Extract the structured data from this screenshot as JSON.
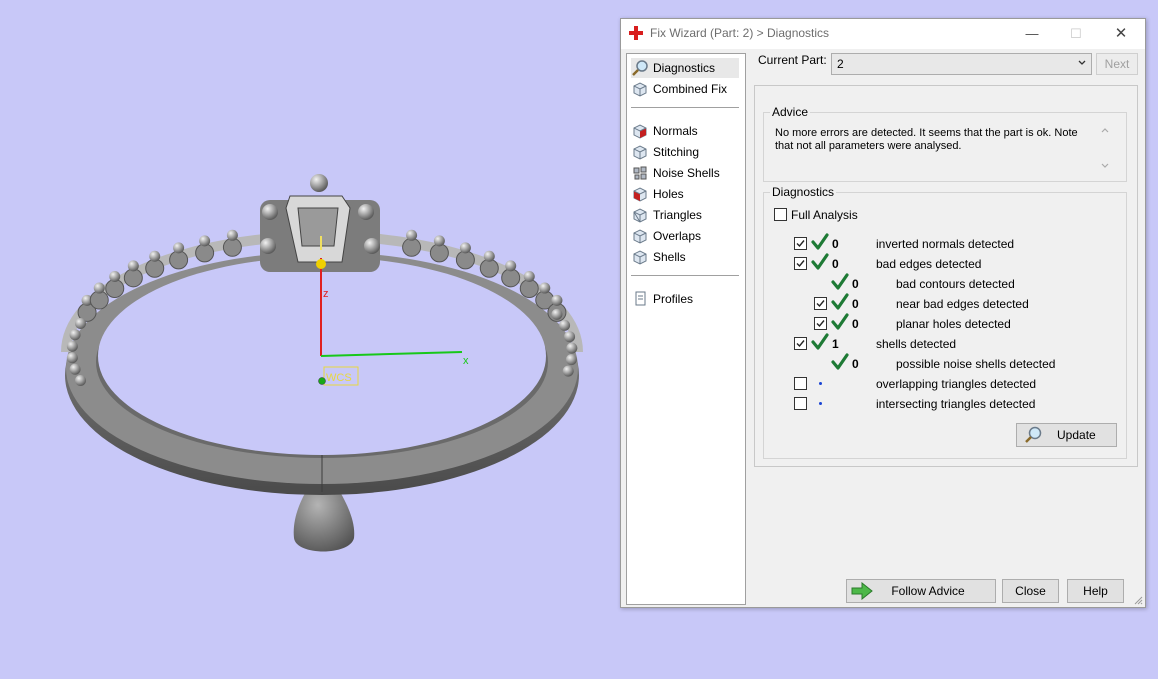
{
  "window": {
    "title": "Fix Wizard (Part: 2) > Diagnostics",
    "minimize": "—",
    "maximize": "☐",
    "close": "✕"
  },
  "nav": {
    "top_items": [
      {
        "label": "Diagnostics",
        "icon": "magnifier-icon",
        "selected": true
      },
      {
        "label": "Combined Fix",
        "icon": "cube-icon",
        "selected": false
      }
    ],
    "items": [
      {
        "label": "Normals",
        "icon": "normals-cube-icon"
      },
      {
        "label": "Stitching",
        "icon": "stitching-cube-icon"
      },
      {
        "label": "Noise Shells",
        "icon": "noise-shells-icon"
      },
      {
        "label": "Holes",
        "icon": "holes-cube-icon"
      },
      {
        "label": "Triangles",
        "icon": "triangles-cube-icon"
      },
      {
        "label": "Overlaps",
        "icon": "overlaps-cube-icon"
      },
      {
        "label": "Shells",
        "icon": "shells-cube-icon"
      }
    ],
    "bottom_items": [
      {
        "label": "Profiles",
        "icon": "document-icon"
      }
    ]
  },
  "current_part": {
    "label": "Current Part:",
    "value": "2",
    "next_label": "Next"
  },
  "advice": {
    "title": "Advice",
    "text": "No more errors are detected. It seems that the part is ok. Note that not all parameters were analysed."
  },
  "diagnostics": {
    "title": "Diagnostics",
    "full_analysis_label": "Full Analysis",
    "full_analysis_checked": false,
    "rows": [
      {
        "checked": true,
        "status": "ok",
        "count": "0",
        "label": "inverted normals detected",
        "indent": 0,
        "has_checkbox": true
      },
      {
        "checked": true,
        "status": "ok",
        "count": "0",
        "label": "bad edges detected",
        "indent": 0,
        "has_checkbox": true
      },
      {
        "checked": false,
        "status": "ok",
        "count": "0",
        "label": "bad contours detected",
        "indent": 1,
        "has_checkbox": false
      },
      {
        "checked": true,
        "status": "ok",
        "count": "0",
        "label": "near bad edges detected",
        "indent": 1,
        "has_checkbox": true
      },
      {
        "checked": true,
        "status": "ok",
        "count": "0",
        "label": "planar holes detected",
        "indent": 1,
        "has_checkbox": true
      },
      {
        "checked": true,
        "status": "ok",
        "count": "1",
        "label": "shells detected",
        "indent": 0,
        "has_checkbox": true
      },
      {
        "checked": false,
        "status": "ok",
        "count": "0",
        "label": "possible noise shells detected",
        "indent": 1,
        "has_checkbox": false
      },
      {
        "checked": false,
        "status": "none",
        "count": "",
        "label": "overlapping triangles detected",
        "indent": 0,
        "has_checkbox": true
      },
      {
        "checked": false,
        "status": "none",
        "count": "",
        "label": "intersecting triangles detected",
        "indent": 0,
        "has_checkbox": true
      }
    ],
    "update_label": "Update"
  },
  "footer": {
    "follow_advice_label": "Follow Advice",
    "close_label": "Close",
    "help_label": "Help"
  },
  "viewport": {
    "axis_x": "x",
    "axis_z": "z",
    "wcs_label": "WCS",
    "background": "#c8c8f8"
  },
  "colors": {
    "check_green": "#1e7a35",
    "dot_blue": "#1a44d4",
    "accent_red": "#d81e1e"
  }
}
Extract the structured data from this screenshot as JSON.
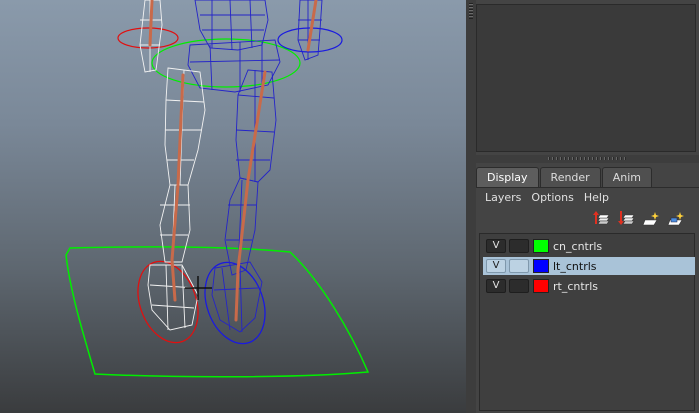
{
  "panel": {
    "tabs": [
      {
        "label": "Display",
        "active": true
      },
      {
        "label": "Render",
        "active": false
      },
      {
        "label": "Anim",
        "active": false
      }
    ],
    "menu": [
      "Layers",
      "Options",
      "Help"
    ],
    "toolbar_icons": [
      "move-layer-up-icon",
      "move-layer-down-icon",
      "new-layer-icon",
      "new-layer-from-selected-icon"
    ]
  },
  "layers": [
    {
      "visible_label": "V",
      "name": "cn_cntrls",
      "color": "#00ff00",
      "selected": false
    },
    {
      "visible_label": "V",
      "name": "lt_cntrls",
      "color": "#0000ff",
      "selected": true
    },
    {
      "visible_label": "V",
      "name": "rt_cntrls",
      "color": "#ff0000",
      "selected": false
    }
  ],
  "colors": {
    "selection": "#a9c3d8",
    "cn_controls": "#00ff00",
    "lt_controls": "#0000ff",
    "rt_controls": "#ff0000",
    "joint": "#c86a4a"
  }
}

### Stated goal:
Copy out each record shown above without alteration, skipping any picture.

### Full response:
Extract the structured data from this screenshot as JSON.
{
  "window": {
    "title": "Fix Wizard (Part: 2) > Diagnostics",
    "minimize": "—",
    "maximize": "☐",
    "close": "✕"
  },
  "nav": {
    "top_items": [
      {
        "label": "Diagnostics",
        "icon": "magnifier-icon",
        "selected": true
      },
      {
        "label": "Combined Fix",
        "icon": "cube-icon",
        "selected": false
      }
    ],
    "items": [
      {
        "label": "Normals",
        "icon": "normals-cube-icon"
      },
      {
        "label": "Stitching",
        "icon": "stitching-cube-icon"
      },
      {
        "label": "Noise Shells",
        "icon": "noise-shells-icon"
      },
      {
        "label": "Holes",
        "icon": "holes-cube-icon"
      },
      {
        "label": "Triangles",
        "icon": "triangles-cube-icon"
      },
      {
        "label": "Overlaps",
        "icon": "overlaps-cube-icon"
      },
      {
        "label": "Shells",
        "icon": "shells-cube-icon"
      }
    ],
    "bottom_items": [
      {
        "label": "Profiles",
        "icon": "document-icon"
      }
    ]
  },
  "current_part": {
    "label": "Current Part:",
    "value": "2",
    "next_label": "Next"
  },
  "advice": {
    "title": "Advice",
    "text": "No more errors are detected. It seems that the part is ok. Note that not all parameters were analysed."
  },
  "diagnostics": {
    "title": "Diagnostics",
    "full_analysis_label": "Full Analysis",
    "full_analysis_checked": false,
    "rows": [
      {
        "checked": true,
        "status": "ok",
        "count": "0",
        "label": "inverted normals detected",
        "indent": 0,
        "has_checkbox": true
      },
      {
        "checked": true,
        "status": "ok",
        "count": "0",
        "label": "bad edges detected",
        "indent": 0,
        "has_checkbox": true
      },
      {
        "checked": false,
        "status": "ok",
        "count": "0",
        "label": "bad contours detected",
        "indent": 1,
        "has_checkbox": false
      },
      {
        "checked": true,
        "status": "ok",
        "count": "0",
        "label": "near bad edges detected",
        "indent": 1,
        "has_checkbox": true
      },
      {
        "checked": true,
        "status": "ok",
        "count": "0",
        "label": "planar holes detected",
        "indent": 1,
        "has_checkbox": true
      },
      {
        "checked": true,
        "status": "ok",
        "count": "1",
        "label": "shells detected",
        "indent": 0,
        "has_checkbox": true
      },
      {
        "checked": false,
        "status": "ok",
        "count": "0",
        "label": "possible noise shells detected",
        "indent": 1,
        "has_checkbox": false
      },
      {
        "checked": false,
        "status": "none",
        "count": "",
        "label": "overlapping triangles detected",
        "indent": 0,
        "has_checkbox": true
      },
      {
        "checked": false,
        "status": "none",
        "count": "",
        "label": "intersecting triangles detected",
        "indent": 0,
        "has_checkbox": true
      }
    ],
    "update_label": "Update"
  },
  "footer": {
    "follow_advice_label": "Follow Advice",
    "close_label": "Close",
    "help_label": "Help"
  },
  "viewport": {
    "axis_x": "x",
    "axis_z": "z",
    "wcs_label": "WCS",
    "background": "#c8c8f8"
  },
  "colors": {
    "check_green": "#1e7a35",
    "dot_blue": "#1a44d4",
    "accent_red": "#d81e1e"
  }
}
Extract the structured data from this screenshot as JSON.
{
  "panel": {
    "tabs": [
      {
        "label": "Display",
        "active": true
      },
      {
        "label": "Render",
        "active": false
      },
      {
        "label": "Anim",
        "active": false
      }
    ],
    "menu": [
      "Layers",
      "Options",
      "Help"
    ],
    "toolbar_icons": [
      "move-layer-up-icon",
      "move-layer-down-icon",
      "new-layer-icon",
      "new-layer-from-selected-icon"
    ]
  },
  "layers": [
    {
      "visible_label": "V",
      "name": "cn_cntrls",
      "color": "#00ff00",
      "selected": false
    },
    {
      "visible_label": "V",
      "name": "lt_cntrls",
      "color": "#0000ff",
      "selected": true
    },
    {
      "visible_label": "V",
      "name": "rt_cntrls",
      "color": "#ff0000",
      "selected": false
    }
  ],
  "colors": {
    "selection": "#a9c3d8",
    "cn_controls": "#00ff00",
    "lt_controls": "#0000ff",
    "rt_controls": "#ff0000",
    "joint": "#c86a4a"
  }
}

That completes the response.